Start RECORD EXCERPTS
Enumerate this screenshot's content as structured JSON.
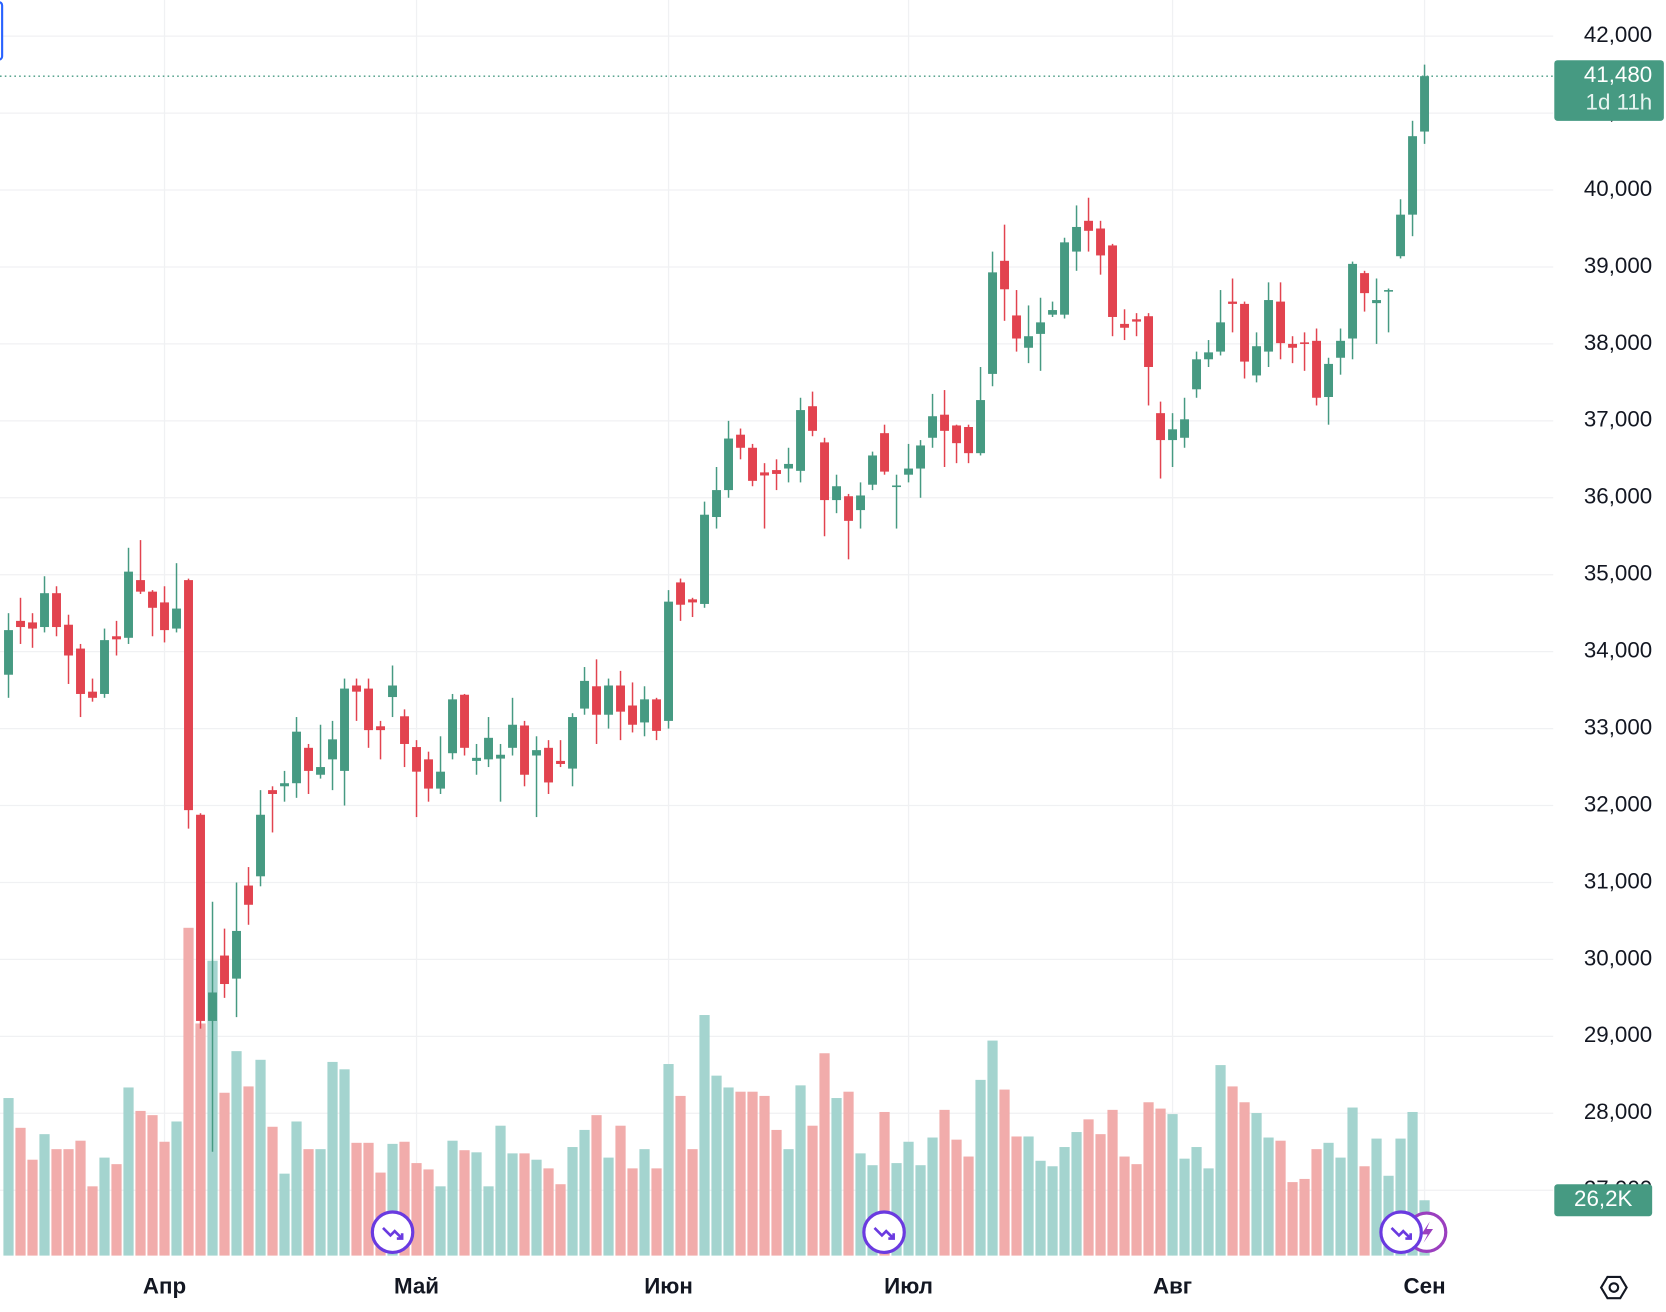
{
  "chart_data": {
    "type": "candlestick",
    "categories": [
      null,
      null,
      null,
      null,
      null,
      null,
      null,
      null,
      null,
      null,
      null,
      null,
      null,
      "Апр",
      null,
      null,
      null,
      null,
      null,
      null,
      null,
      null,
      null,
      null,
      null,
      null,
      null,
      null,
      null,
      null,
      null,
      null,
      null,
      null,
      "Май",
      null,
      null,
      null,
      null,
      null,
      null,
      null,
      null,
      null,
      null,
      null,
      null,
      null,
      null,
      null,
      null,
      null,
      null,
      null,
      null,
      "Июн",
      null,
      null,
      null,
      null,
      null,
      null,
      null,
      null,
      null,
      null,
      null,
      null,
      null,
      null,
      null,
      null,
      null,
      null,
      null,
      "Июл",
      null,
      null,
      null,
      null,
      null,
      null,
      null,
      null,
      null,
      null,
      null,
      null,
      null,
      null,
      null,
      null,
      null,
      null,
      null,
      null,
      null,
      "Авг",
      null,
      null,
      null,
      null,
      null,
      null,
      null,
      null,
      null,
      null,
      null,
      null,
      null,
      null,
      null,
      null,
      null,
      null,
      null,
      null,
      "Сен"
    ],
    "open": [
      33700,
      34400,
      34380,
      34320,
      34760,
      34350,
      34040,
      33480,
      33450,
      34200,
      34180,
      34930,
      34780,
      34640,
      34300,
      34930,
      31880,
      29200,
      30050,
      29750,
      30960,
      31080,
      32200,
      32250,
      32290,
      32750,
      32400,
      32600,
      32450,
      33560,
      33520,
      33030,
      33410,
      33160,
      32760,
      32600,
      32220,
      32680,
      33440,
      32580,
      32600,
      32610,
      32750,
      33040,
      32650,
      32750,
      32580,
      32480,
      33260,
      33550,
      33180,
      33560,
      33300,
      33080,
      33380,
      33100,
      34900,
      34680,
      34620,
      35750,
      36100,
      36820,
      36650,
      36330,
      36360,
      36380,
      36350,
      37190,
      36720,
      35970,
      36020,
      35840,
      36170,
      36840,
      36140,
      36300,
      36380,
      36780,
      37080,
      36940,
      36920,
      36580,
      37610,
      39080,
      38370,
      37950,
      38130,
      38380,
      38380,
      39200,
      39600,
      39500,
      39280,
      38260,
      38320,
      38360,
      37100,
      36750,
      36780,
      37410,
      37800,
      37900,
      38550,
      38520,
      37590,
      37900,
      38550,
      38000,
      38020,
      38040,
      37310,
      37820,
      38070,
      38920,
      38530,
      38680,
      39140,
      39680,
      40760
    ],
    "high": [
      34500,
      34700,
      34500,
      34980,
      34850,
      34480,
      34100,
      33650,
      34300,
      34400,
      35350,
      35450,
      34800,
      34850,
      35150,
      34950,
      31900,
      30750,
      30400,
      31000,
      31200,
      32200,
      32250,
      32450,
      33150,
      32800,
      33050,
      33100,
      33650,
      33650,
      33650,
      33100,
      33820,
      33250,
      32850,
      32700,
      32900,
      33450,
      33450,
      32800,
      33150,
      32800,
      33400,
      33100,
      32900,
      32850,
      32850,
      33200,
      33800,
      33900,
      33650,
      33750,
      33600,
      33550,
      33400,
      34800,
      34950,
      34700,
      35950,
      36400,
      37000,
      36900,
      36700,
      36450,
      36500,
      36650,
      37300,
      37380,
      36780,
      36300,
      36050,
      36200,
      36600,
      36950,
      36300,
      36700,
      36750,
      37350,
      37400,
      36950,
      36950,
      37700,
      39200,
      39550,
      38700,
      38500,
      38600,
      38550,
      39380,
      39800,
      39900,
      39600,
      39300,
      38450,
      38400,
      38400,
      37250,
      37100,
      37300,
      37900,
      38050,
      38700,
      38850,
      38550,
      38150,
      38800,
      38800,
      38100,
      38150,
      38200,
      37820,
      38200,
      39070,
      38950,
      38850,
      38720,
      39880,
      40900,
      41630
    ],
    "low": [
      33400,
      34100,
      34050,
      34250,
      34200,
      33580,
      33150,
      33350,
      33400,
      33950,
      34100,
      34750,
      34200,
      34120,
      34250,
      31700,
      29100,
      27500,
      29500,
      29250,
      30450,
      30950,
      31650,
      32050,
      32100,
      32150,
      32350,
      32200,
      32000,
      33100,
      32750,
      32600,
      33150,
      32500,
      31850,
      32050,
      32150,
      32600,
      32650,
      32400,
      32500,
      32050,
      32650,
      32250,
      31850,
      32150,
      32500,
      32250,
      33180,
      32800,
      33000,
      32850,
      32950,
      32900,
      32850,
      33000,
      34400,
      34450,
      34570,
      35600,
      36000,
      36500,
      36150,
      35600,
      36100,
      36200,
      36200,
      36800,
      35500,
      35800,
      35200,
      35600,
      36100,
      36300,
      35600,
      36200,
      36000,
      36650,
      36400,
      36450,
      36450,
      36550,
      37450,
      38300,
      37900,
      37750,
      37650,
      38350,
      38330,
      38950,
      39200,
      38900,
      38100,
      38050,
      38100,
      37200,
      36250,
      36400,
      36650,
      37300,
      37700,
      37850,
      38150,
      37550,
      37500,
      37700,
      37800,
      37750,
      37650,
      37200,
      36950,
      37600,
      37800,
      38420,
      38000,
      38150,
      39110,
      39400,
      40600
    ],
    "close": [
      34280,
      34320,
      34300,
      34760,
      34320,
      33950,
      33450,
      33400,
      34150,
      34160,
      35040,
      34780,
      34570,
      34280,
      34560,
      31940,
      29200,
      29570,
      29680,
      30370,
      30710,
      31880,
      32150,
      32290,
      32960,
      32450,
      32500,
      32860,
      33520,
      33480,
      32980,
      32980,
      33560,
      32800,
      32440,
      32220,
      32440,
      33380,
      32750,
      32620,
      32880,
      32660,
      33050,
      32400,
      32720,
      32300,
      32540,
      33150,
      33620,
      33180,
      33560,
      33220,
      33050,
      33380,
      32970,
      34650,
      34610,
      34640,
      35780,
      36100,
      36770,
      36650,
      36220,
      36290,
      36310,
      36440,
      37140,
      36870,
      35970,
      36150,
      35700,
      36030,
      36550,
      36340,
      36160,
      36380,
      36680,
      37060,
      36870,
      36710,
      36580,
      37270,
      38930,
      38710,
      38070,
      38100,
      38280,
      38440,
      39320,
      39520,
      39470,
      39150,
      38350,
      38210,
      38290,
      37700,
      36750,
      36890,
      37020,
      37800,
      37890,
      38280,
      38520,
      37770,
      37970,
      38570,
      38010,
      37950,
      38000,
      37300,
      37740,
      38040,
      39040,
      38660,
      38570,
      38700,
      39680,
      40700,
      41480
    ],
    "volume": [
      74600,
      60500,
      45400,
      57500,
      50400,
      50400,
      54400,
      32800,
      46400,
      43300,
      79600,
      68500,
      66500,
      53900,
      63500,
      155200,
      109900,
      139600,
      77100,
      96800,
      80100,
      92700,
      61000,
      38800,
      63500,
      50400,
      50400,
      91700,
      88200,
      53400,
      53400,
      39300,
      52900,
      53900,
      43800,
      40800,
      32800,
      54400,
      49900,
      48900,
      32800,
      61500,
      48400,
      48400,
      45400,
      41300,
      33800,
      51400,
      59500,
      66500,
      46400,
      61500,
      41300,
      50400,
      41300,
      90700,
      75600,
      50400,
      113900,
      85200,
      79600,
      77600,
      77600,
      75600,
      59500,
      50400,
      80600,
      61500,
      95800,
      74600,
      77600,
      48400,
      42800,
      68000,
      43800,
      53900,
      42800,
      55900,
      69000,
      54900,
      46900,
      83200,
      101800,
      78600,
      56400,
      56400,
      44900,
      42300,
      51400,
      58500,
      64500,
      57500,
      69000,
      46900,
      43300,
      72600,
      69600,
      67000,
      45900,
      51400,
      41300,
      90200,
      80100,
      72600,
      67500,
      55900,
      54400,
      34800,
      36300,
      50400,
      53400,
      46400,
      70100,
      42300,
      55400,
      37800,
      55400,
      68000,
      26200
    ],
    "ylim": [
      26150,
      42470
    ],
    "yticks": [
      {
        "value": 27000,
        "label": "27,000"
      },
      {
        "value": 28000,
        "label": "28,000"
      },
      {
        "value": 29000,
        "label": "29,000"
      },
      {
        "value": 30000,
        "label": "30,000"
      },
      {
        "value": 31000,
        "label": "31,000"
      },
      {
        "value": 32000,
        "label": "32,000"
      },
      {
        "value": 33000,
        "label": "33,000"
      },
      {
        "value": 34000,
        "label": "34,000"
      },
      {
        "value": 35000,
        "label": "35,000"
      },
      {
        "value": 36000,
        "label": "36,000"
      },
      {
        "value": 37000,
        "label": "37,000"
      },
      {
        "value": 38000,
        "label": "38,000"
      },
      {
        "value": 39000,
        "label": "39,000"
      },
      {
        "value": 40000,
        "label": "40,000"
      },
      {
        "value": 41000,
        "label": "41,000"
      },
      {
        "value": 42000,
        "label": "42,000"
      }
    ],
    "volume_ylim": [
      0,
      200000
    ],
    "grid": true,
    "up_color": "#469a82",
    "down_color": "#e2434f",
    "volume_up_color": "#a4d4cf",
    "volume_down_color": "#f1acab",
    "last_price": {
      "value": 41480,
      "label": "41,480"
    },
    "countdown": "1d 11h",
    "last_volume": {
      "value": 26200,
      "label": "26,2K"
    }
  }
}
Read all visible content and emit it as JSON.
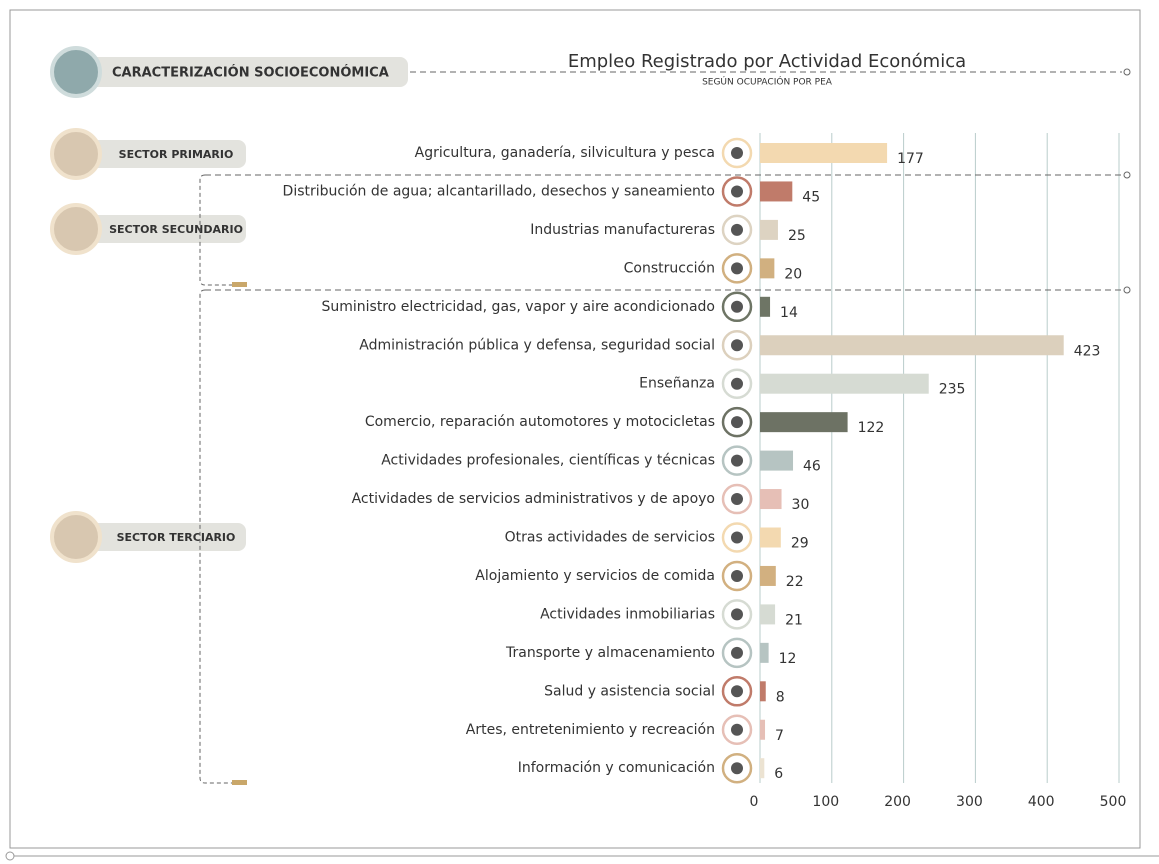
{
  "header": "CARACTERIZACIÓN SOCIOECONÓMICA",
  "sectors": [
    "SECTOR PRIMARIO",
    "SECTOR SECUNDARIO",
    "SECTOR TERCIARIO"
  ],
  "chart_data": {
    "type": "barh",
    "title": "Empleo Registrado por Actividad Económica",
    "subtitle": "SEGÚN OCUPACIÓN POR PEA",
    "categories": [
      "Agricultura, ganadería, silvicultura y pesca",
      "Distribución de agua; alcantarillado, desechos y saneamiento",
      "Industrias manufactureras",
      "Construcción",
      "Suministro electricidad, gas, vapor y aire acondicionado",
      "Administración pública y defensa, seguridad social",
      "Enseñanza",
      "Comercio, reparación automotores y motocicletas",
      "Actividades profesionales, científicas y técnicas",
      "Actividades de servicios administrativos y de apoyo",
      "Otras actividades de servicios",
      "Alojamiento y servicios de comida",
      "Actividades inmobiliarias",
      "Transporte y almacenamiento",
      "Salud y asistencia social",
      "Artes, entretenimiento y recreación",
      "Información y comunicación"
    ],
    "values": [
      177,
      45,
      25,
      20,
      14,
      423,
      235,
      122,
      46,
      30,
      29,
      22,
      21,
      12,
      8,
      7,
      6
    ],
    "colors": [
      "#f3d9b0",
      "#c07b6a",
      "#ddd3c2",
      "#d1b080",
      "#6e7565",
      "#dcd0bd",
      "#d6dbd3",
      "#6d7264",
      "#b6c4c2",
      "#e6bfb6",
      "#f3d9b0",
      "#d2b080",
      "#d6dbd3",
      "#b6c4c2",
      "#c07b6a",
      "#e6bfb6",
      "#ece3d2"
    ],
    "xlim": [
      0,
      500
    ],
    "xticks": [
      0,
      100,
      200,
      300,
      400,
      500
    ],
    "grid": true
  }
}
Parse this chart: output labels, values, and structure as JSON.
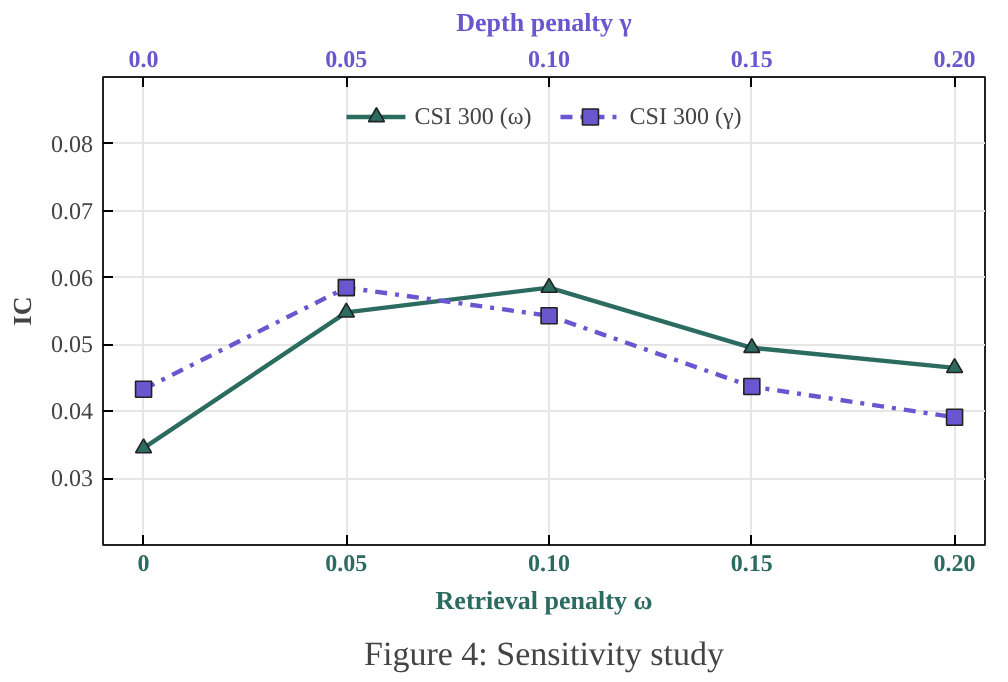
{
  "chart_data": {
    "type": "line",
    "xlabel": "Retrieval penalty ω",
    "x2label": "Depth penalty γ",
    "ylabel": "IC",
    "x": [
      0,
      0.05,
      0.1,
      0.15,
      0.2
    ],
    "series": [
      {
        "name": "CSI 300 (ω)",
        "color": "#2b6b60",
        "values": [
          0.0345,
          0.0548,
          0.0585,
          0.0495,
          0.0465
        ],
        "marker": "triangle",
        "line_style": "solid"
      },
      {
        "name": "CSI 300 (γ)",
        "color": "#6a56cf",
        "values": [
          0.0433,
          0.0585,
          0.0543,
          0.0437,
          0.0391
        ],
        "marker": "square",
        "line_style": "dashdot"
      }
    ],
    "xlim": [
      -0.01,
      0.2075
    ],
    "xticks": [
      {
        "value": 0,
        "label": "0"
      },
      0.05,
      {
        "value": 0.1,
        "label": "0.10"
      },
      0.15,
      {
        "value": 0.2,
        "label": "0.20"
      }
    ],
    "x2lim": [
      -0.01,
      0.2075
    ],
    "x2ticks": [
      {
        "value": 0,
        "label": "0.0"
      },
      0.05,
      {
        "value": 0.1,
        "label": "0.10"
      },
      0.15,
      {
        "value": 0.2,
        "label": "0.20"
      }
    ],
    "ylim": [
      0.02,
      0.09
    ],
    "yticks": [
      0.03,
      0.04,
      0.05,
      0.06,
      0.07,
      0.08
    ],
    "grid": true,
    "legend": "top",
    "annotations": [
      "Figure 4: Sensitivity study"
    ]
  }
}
End RECORD EXCERPTS
= STATED EXERCISE =
Show the lines of the records that include the string "values".

= IN RESPONSE =
    "values": [
Parse this chart: output labels, values, and structure as JSON.
        "values": [
        "values": [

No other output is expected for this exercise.